(Stored items)

=====

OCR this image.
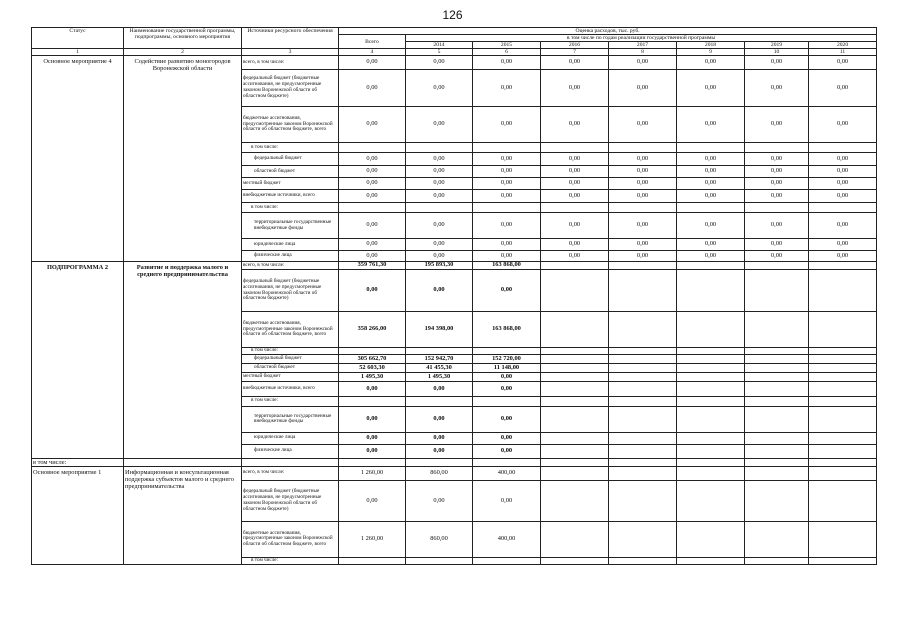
126
Статус	Наименование государственной программы, подпрограммы, основного мероприятия	Источники ресурсного обеспечения	Оценка расходов, тыс. руб.							
			Всего	в том числе по годам реализации государственной программы						
				2014	2015	2016	2017	2018	2019	2020

1	2	3	4	5	6	7	8	9	10	11
Основное мероприятие 4	Содействие развитию моногородов Воронежской области	всего, в том числе:	0,00	0,00	0,00	0,00	0,00	0,00	0,00	0,00
		федеральный бюджет (бюджетные ассигнования, не предусмотренные законом Воронежской области об областном бюджете)	0,00	0,00	0,00	0,00	0,00	0,00	0,00	0,00
		бюджетные ассигнования, предусмотренные законом Воронежской области об областном бюджете, всего	0,00	0,00	0,00	0,00	0,00	0,00	0,00	0,00
		в том числе:								
		федеральный бюджет	0,00	0,00	0,00	0,00	0,00	0,00	0,00	0,00
		областной бюджет	0,00	0,00	0,00	0,00	0,00	0,00	0,00	0,00
		местный бюджет	0,00	0,00	0,00	0,00	0,00	0,00	0,00	0,00
		внебюджетные источники, всего	0,00	0,00	0,00	0,00	0,00	0,00	0,00	0,00
		в том числе:								
		территориальные государственные внебюджетные фонды	0,00	0,00	0,00	0,00	0,00	0,00	0,00	0,00
		юридические лица	0,00	0,00	0,00	0,00	0,00	0,00	0,00	0,00
		физические лица	0,00	0,00	0,00	0,00	0,00	0,00	0,00	0,00
ПОДПРОГРАММА 2	Развитие и поддержка малого и среднего предпринимательства	всего, в том числе:	359 761,30	195 893,30	163 868,00					
		федеральный бюджет (бюджетные ассигнования, не предусмотренные законом Воронежской области об областном бюджете)	0,00	0,00	0,00					
		бюджетные ассигнования, предусмотренные законом Воронежской области об областном бюджете, всего	358 266,00	194 398,00	163 868,00					
		в том числе:								
		федеральный бюджет	305 662,70	152 942,70	152 720,00					
		областной бюджет	52 603,30	41 455,30	11 148,00					
		местный бюджет	1 495,30	1 495,30	0,00					
		внебюджетные источники, всего	0,00	0,00	0,00					
		в том числе:								
		территориальные государственные внебюджетные фонды	0,00	0,00	0,00					
		юридические лица	0,00	0,00	0,00					
		физические лица	0,00	0,00	0,00					
в том числе:										
Основное мероприятие 1	Информационная и консультационная поддержка субъектов малого и среднего предпринимательства	всего, в том числе:	1 260,00	860,00	400,00					
		федеральный бюджет (бюджетные ассигнования, не предусмотренные законом Воронежской области об областном бюджете)	0,00	0,00	0,00					
		бюджетные ассигнования, предусмотренные законом Воронежской области об областном бюджете, всего	1 260,00	860,00	400,00					
		в том числе:								
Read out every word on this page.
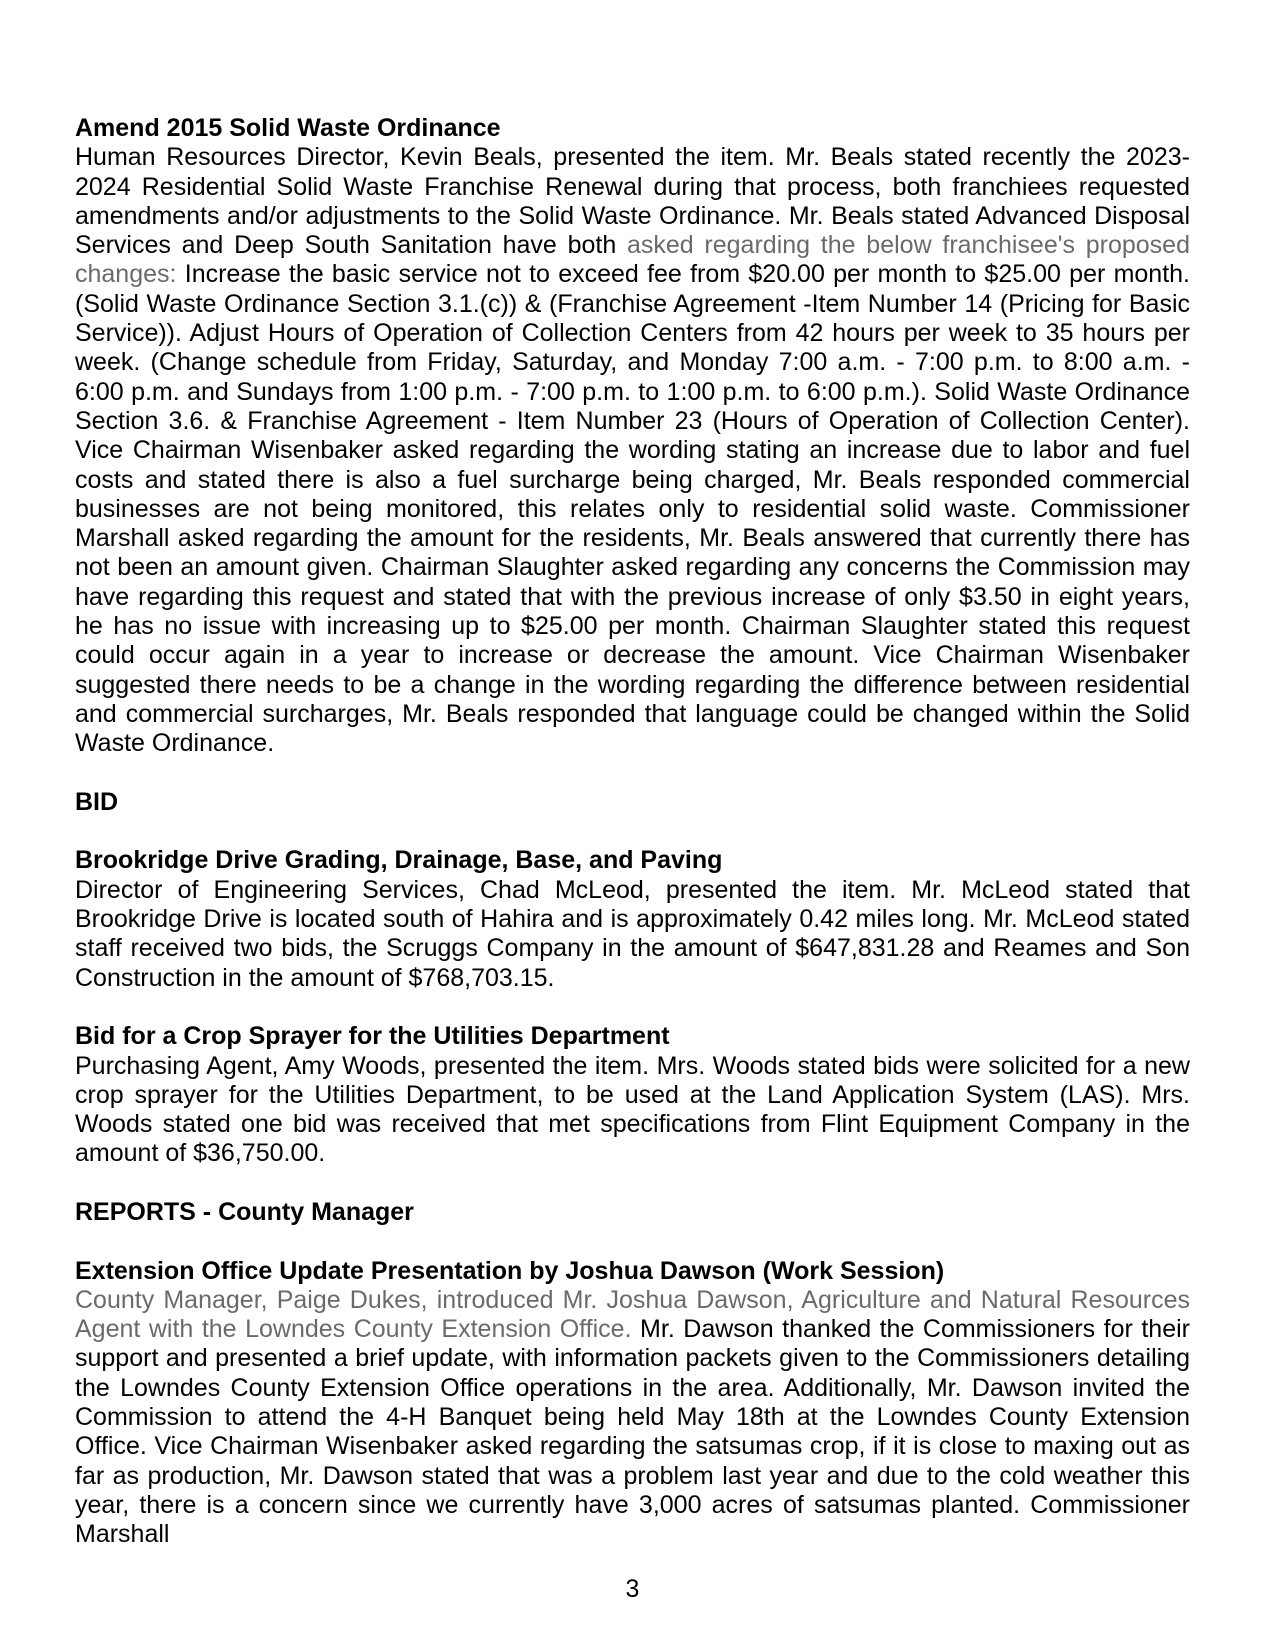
Amend 2015 Solid Waste Ordinance

Human Resources Director, Kevin Beals, presented the item. Mr. Beals stated recently the 2023-2024 Residential Solid Waste Franchise Renewal during that process, both franchiees requested amendments and/or adjustments to the Solid Waste Ordinance. Mr. Beals stated Advanced Disposal Services and Deep South Sanitation have both asked regarding the below franchisee's proposed changes: Increase the basic service not to exceed fee from $20.00 per month to $25.00 per month. (Solid Waste Ordinance Section 3.1.(c)) & (Franchise Agreement -Item Number 14 (Pricing for Basic Service)). Adjust Hours of Operation of Collection Centers from 42 hours per week to 35 hours per week. (Change schedule from Friday, Saturday, and Monday 7:00 a.m. - 7:00 p.m. to 8:00 a.m. - 6:00 p.m. and Sundays from 1:00 p.m. - 7:00 p.m. to 1:00 p.m. to 6:00 p.m.). Solid Waste Ordinance Section 3.6. & Franchise Agreement - Item Number 23 (Hours of Operation of Collection Center). Vice Chairman Wisenbaker asked regarding the wording stating an increase due to labor and fuel costs and stated there is also a fuel surcharge being charged, Mr. Beals responded commercial businesses are not being monitored, this relates only to residential solid waste. Commissioner Marshall asked regarding the amount for the residents, Mr. Beals answered that currently there has not been an amount given. Chairman Slaughter asked regarding any concerns the Commission may have regarding this request and stated that with the previous increase of only $3.50 in eight years, he has no issue with increasing up to $25.00 per month. Chairman Slaughter stated this request could occur again in a year to increase or decrease the amount. Vice Chairman Wisenbaker suggested there needs to be a change in the wording regarding the difference between residential and commercial surcharges, Mr. Beals responded that language could be changed within the Solid Waste Ordinance.

BID
Brookridge Drive Grading, Drainage, Base, and Paving

Director of Engineering Services, Chad McLeod, presented the item. Mr. McLeod stated that Brookridge Drive is located south of Hahira and is approximately 0.42 miles long. Mr. McLeod stated staff received two bids, the Scruggs Company in the amount of $647,831.28 and Reames and Son Construction in the amount of $768,703.15.

Bid for a Crop Sprayer for the Utilities Department

Purchasing Agent, Amy Woods, presented the item. Mrs. Woods stated bids were solicited for a new crop sprayer for the Utilities Department, to be used at the Land Application System (LAS). Mrs. Woods stated one bid was received that met specifications from Flint Equipment Company in the amount of $36,750.00.

REPORTS - County Manager
Extension Office Update Presentation by Joshua Dawson (Work Session)

County Manager, Paige Dukes, introduced Mr. Joshua Dawson, Agriculture and Natural Resources Agent with the Lowndes County Extension Office. Mr. Dawson thanked the Commissioners for their support and presented a brief update, with information packets given to the Commissioners detailing the Lowndes County Extension Office operations in the area. Additionally, Mr. Dawson invited the Commission to attend the 4-H Banquet being held May 18th at the Lowndes County Extension Office. Vice Chairman Wisenbaker asked regarding the satsumas crop, if it is close to maxing out as far as production, Mr. Dawson stated that was a problem last year and due to the cold weather this year, there is a concern since we currently have 3,000 acres of satsumas planted. Commissioner Marshall

3
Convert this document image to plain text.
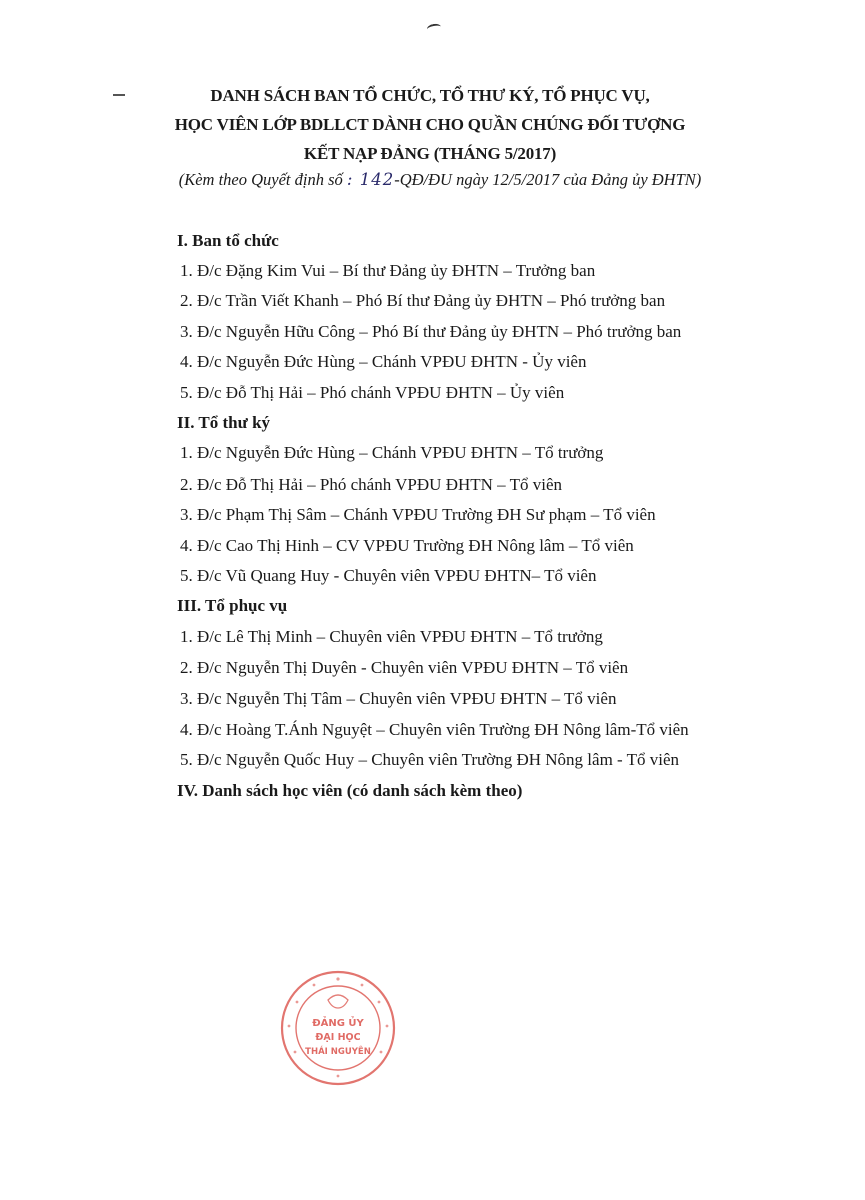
DANH SÁCH BAN TỔ CHỨC, TỔ THƯ KÝ, TỔ PHỤC VỤ,
HỌC VIÊN LỚP BDLLCT DÀNH CHO QUẦN CHÚNG ĐỐI TƯỢNG
KẾT NẠP ĐẢNG (THÁNG 5/2017)
(Kèm theo Quyết định số : 142-QĐ/ĐU ngày 12/5/2017 của Đảng ủy ĐHTN)
I. Ban tổ chức
1. Đ/c Đặng Kim Vui – Bí thư Đảng ủy ĐHTN – Trưởng ban
2. Đ/c Trần Viết Khanh – Phó Bí thư Đảng ủy ĐHTN – Phó trưởng ban
3. Đ/c Nguyễn Hữu Công – Phó Bí thư Đảng ủy ĐHTN – Phó trưởng ban
4. Đ/c Nguyễn Đức Hùng – Chánh VPĐU ĐHTN - Ủy viên
5. Đ/c Đỗ Thị Hải – Phó chánh VPĐU ĐHTN – Ủy viên
II. Tổ thư ký
1. Đ/c Nguyễn Đức Hùng – Chánh VPĐU ĐHTN – Tổ trưởng
2. Đ/c Đỗ Thị Hải – Phó chánh VPĐU ĐHTN – Tổ viên
3. Đ/c Phạm Thị Sâm – Chánh VPĐU Trường ĐH Sư phạm – Tổ viên
4. Đ/c Cao Thị Hinh – CV VPĐU Trường ĐH Nông lâm – Tổ viên
5. Đ/c Vũ Quang Huy - Chuyên viên VPĐU ĐHTN– Tổ viên
III. Tổ phục vụ
1. Đ/c Lê Thị Minh – Chuyên viên VPĐU ĐHTN – Tổ trưởng
2. Đ/c Nguyễn Thị Duyên - Chuyên viên VPĐU ĐHTN – Tổ viên
3. Đ/c Nguyễn Thị Tâm – Chuyên viên VPĐU ĐHTN – Tổ viên
4. Đ/c Hoàng T.Ánh Nguyệt – Chuyên viên Trường ĐH Nông lâm-Tổ viên
5. Đ/c Nguyễn Quốc Huy – Chuyên viên Trường ĐH Nông lâm - Tổ viên
IV. Danh sách học viên (có danh sách kèm theo)
ĐẢNG ỦY
ĐẠI HỌC
THÁI NGUYÊN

=====

(WORK TO BE COMPLETED) Return each line that includes "местный".

(TASK ANSWER)
		местный бюджет	0,00	0,00	0,00	0,00	0,00	0,00	0,00	0,00
		местный бюджет	1 495,30	1 495,30	0,00					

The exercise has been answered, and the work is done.